◆ **DESCRIPTION OF THE TASK**:
Output every entry exactly, from the first line to the last.

[Stored entries]
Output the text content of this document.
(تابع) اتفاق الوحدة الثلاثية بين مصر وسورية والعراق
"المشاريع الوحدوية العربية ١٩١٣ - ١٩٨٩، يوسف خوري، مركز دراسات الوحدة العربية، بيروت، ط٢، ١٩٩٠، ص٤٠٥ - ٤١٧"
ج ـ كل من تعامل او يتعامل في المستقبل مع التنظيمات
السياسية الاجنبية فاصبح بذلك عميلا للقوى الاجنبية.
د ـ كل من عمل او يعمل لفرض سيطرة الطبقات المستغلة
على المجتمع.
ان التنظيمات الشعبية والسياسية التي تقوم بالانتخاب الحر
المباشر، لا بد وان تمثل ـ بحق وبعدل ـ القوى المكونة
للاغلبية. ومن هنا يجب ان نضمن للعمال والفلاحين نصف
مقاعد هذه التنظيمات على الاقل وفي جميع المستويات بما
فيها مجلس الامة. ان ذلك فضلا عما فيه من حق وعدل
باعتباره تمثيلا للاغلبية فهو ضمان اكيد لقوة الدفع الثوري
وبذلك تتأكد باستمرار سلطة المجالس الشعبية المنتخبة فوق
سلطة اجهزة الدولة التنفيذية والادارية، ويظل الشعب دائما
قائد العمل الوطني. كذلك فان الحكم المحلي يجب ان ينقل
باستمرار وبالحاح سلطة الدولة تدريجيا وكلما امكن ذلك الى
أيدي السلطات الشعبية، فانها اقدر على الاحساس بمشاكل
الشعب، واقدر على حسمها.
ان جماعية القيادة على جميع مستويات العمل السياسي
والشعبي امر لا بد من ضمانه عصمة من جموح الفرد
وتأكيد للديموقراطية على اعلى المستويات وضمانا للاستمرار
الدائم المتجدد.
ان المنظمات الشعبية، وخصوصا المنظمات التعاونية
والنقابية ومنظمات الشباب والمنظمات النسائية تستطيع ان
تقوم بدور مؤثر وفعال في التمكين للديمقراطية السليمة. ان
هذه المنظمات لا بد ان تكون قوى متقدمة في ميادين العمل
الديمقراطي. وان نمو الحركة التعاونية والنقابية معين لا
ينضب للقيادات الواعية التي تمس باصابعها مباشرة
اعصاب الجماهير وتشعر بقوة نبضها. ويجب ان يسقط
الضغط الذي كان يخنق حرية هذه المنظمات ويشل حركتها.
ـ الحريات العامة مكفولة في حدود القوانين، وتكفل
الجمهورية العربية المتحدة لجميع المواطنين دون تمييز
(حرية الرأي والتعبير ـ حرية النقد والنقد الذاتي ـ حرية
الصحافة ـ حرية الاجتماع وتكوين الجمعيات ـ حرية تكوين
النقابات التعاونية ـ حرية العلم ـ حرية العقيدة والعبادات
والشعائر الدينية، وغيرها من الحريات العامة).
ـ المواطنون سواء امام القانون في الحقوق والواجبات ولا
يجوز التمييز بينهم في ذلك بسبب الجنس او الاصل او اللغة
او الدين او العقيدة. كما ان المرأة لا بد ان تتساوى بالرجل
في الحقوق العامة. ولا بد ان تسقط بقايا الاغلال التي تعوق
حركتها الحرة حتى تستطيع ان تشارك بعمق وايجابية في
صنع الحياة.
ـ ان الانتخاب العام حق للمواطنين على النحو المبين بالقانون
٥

◆ **COMPLETED EXERCISE**:
Output the text content of this document.
(تابع) اتفاق الوحدة الثلاثية بين مصر وسورية والعراق
"المشاريع الوحدوية العربية ١٩١٣ - ١٩٨٩، يوسف خوري، مركز دراسات الوحدة العربية، بيروت، ط٢، ١٩٩٠، ص٤٠٥ - ٤١٧"
ج ـ كل من تعامل او يتعامل في المستقبل مع التنظيمات
السياسية الاجنبية فاصبح بذلك عميلا للقوى الاجنبية.
د ـ كل من عمل او يعمل لفرض سيطرة الطبقات المستغلة
على المجتمع.
ان التنظيمات الشعبية والسياسية التي تقوم بالانتخاب الحر
المباشر، لا بد وان تمثل ـ بحق وبعدل ـ القوى المكونة
للاغلبية. ومن هنا يجب ان نضمن للعمال والفلاحين نصف
مقاعد هذه التنظيمات على الاقل وفي جميع المستويات بما
فيها مجلس الامة. ان ذلك فضلا عما فيه من حق وعدل
باعتباره تمثيلا للاغلبية فهو ضمان اكيد لقوة الدفع الثوري
وبذلك تتأكد باستمرار سلطة المجالس الشعبية المنتخبة فوق
سلطة اجهزة الدولة التنفيذية والادارية، ويظل الشعب دائما
قائد العمل الوطني. كذلك فان الحكم المحلي يجب ان ينقل
باستمرار وبالحاح سلطة الدولة تدريجيا وكلما امكن ذلك الى
أيدي السلطات الشعبية، فانها اقدر على الاحساس بمشاكل
الشعب، واقدر على حسمها.
ان جماعية القيادة على جميع مستويات العمل السياسي
والشعبي امر لا بد من ضمانه عصمة من جموح الفرد
وتأكيد للديموقراطية على اعلى المستويات وضمانا للاستمرار
الدائم المتجدد.
ان المنظمات الشعبية، وخصوصا المنظمات التعاونية
والنقابية ومنظمات الشباب والمنظمات النسائية تستطيع ان
تقوم بدور مؤثر وفعال في التمكين للديمقراطية السليمة. ان
هذه المنظمات لا بد ان تكون قوى متقدمة في ميادين العمل
الديمقراطي. وان نمو الحركة التعاونية والنقابية معين لا
ينضب للقيادات الواعية التي تمس باصابعها مباشرة
اعصاب الجماهير وتشعر بقوة نبضها. ويجب ان يسقط
الضغط الذي كان يخنق حرية هذه المنظمات ويشل حركتها.
ـ الحريات العامة مكفولة في حدود القوانين، وتكفل
الجمهورية العربية المتحدة لجميع المواطنين دون تمييز
(حرية الرأي والتعبير ـ حرية النقد والنقد الذاتي ـ حرية
الصحافة ـ حرية الاجتماع وتكوين الجمعيات ـ حرية تكوين
النقابات التعاونية ـ حرية العلم ـ حرية العقيدة والعبادات
والشعائر الدينية، وغيرها من الحريات العامة).
ـ المواطنون سواء امام القانون في الحقوق والواجبات ولا
يجوز التمييز بينهم في ذلك بسبب الجنس او الاصل او اللغة
او الدين او العقيدة. كما ان المرأة لا بد ان تتساوى بالرجل
في الحقوق العامة. ولا بد ان تسقط بقايا الاغلال التي تعوق
حركتها الحرة حتى تستطيع ان تشارك بعمق وايجابية في
صنع الحياة.
ـ ان الانتخاب العام حق للمواطنين على النحو المبين بالقانون
٥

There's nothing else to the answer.